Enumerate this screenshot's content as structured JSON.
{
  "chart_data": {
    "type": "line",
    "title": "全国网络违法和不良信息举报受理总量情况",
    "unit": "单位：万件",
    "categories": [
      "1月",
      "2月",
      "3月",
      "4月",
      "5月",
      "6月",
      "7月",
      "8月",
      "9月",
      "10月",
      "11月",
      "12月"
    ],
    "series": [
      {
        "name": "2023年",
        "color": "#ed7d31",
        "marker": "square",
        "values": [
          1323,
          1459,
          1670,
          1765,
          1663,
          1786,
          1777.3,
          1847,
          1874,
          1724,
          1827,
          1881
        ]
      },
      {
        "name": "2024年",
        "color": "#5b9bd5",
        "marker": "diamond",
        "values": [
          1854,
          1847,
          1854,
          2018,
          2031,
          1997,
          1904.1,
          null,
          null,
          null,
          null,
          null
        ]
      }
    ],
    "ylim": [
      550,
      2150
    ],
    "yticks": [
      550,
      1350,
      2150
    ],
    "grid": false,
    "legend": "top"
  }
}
··········
Every line above should be written out again exactly as it stands.

Enumerate this screenshot's content as structured JSON.
{
  "chart_data": {
    "type": "line",
    "title": "全国网络违法和不良信息举报受理总量情况",
    "unit": "单位：万件",
    "categories": [
      "1月",
      "2月",
      "3月",
      "4月",
      "5月",
      "6月",
      "7月",
      "8月",
      "9月",
      "10月",
      "11月",
      "12月"
    ],
    "series": [
      {
        "name": "2023年",
        "color": "#ed7d31",
        "marker": "square",
        "values": [
          1323,
          1459,
          1670,
          1765,
          1663,
          1786,
          1777.3,
          1847,
          1874,
          1724,
          1827,
          1881
        ]
      },
      {
        "name": "2024年",
        "color": "#5b9bd5",
        "marker": "diamond",
        "values": [
          1854,
          1847,
          1854,
          2018,
          2031,
          1997,
          1904.1,
          null,
          null,
          null,
          null,
          null
        ]
      }
    ],
    "ylim": [
      550,
      2150
    ],
    "yticks": [
      550,
      1350,
      2150
    ],
    "grid": false,
    "legend": "top"
  }
}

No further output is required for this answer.